Brief: Your task is to copy each line that has the word "subtitle".
━━━━
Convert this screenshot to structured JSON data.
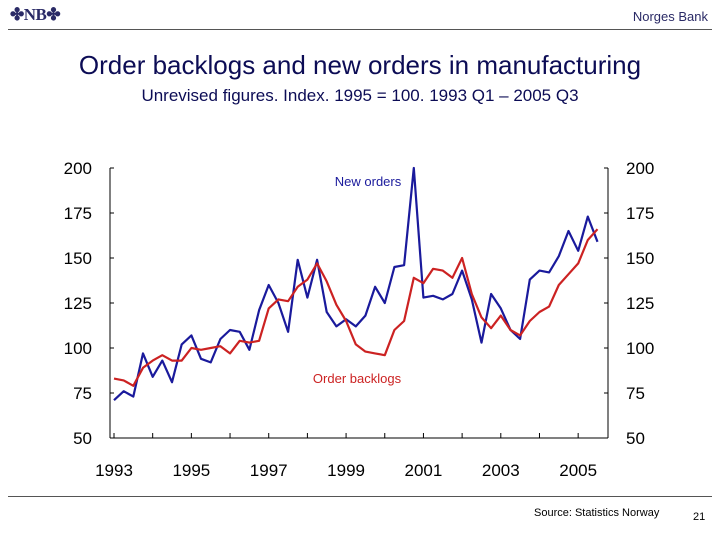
{
  "header": {
    "logo_text": "✤NB✤",
    "bank_name": "Norges Bank"
  },
  "slide": {
    "title": "Order backlogs and new orders in manufacturing",
    "subtitle": "Unrevised figures. Index. 1995 = 100. 1993 Q1 – 2005 Q3"
  },
  "footer": {
    "source": "Source: Statistics Norway",
    "page_number": "21"
  },
  "chart_data": {
    "type": "line",
    "title": "Order backlogs and new orders in manufacturing",
    "subtitle": "Unrevised figures. Index. 1995 = 100. 1993 Q1 – 2005 Q3",
    "x": [
      "1993 Q1",
      "1993 Q2",
      "1993 Q3",
      "1993 Q4",
      "1994 Q1",
      "1994 Q2",
      "1994 Q3",
      "1994 Q4",
      "1995 Q1",
      "1995 Q2",
      "1995 Q3",
      "1995 Q4",
      "1996 Q1",
      "1996 Q2",
      "1996 Q3",
      "1996 Q4",
      "1997 Q1",
      "1997 Q2",
      "1997 Q3",
      "1997 Q4",
      "1998 Q1",
      "1998 Q2",
      "1998 Q3",
      "1998 Q4",
      "1999 Q1",
      "1999 Q2",
      "1999 Q3",
      "1999 Q4",
      "2000 Q1",
      "2000 Q2",
      "2000 Q3",
      "2000 Q4",
      "2001 Q1",
      "2001 Q2",
      "2001 Q3",
      "2001 Q4",
      "2002 Q1",
      "2002 Q2",
      "2002 Q3",
      "2002 Q4",
      "2003 Q1",
      "2003 Q2",
      "2003 Q3",
      "2003 Q4",
      "2004 Q1",
      "2004 Q2",
      "2004 Q3",
      "2004 Q4",
      "2005 Q1",
      "2005 Q2",
      "2005 Q3"
    ],
    "x_tick_labels": [
      "1993",
      "1995",
      "1997",
      "1999",
      "2001",
      "2003",
      "2005"
    ],
    "ylim": [
      50,
      200
    ],
    "y_ticks": [
      50,
      75,
      100,
      125,
      150,
      175,
      200
    ],
    "grid": false,
    "series": [
      {
        "name": "New orders",
        "color": "#1a1a9c",
        "values": [
          71,
          76,
          73,
          97,
          84,
          93,
          81,
          102,
          107,
          94,
          92,
          105,
          110,
          109,
          99,
          121,
          135,
          125,
          109,
          149,
          128,
          149,
          120,
          112,
          116,
          112,
          118,
          134,
          125,
          145,
          146,
          200,
          128,
          129,
          127,
          130,
          143,
          127,
          103,
          130,
          122,
          110,
          105,
          138,
          143,
          142,
          151,
          165,
          154,
          173,
          159
        ]
      },
      {
        "name": "Order backlogs",
        "color": "#cc2222",
        "values": [
          83,
          82,
          79,
          89,
          93,
          96,
          93,
          93,
          100,
          99,
          100,
          101,
          97,
          104,
          103,
          104,
          122,
          127,
          126,
          134,
          138,
          147,
          137,
          124,
          115,
          102,
          98,
          97,
          96,
          110,
          115,
          139,
          136,
          144,
          143,
          139,
          150,
          130,
          117,
          111,
          118,
          110,
          107,
          115,
          120,
          123,
          135,
          141,
          147,
          160,
          166
        ]
      }
    ]
  }
}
━━━━
Correct result:
    "subtitle": "Unrevised figures. Index. 1995 = 100. 1993 Q1 – 2005 Q3"
    "subtitle": "Unrevised figures. Index. 1995 = 100. 1993 Q1 – 2005 Q3",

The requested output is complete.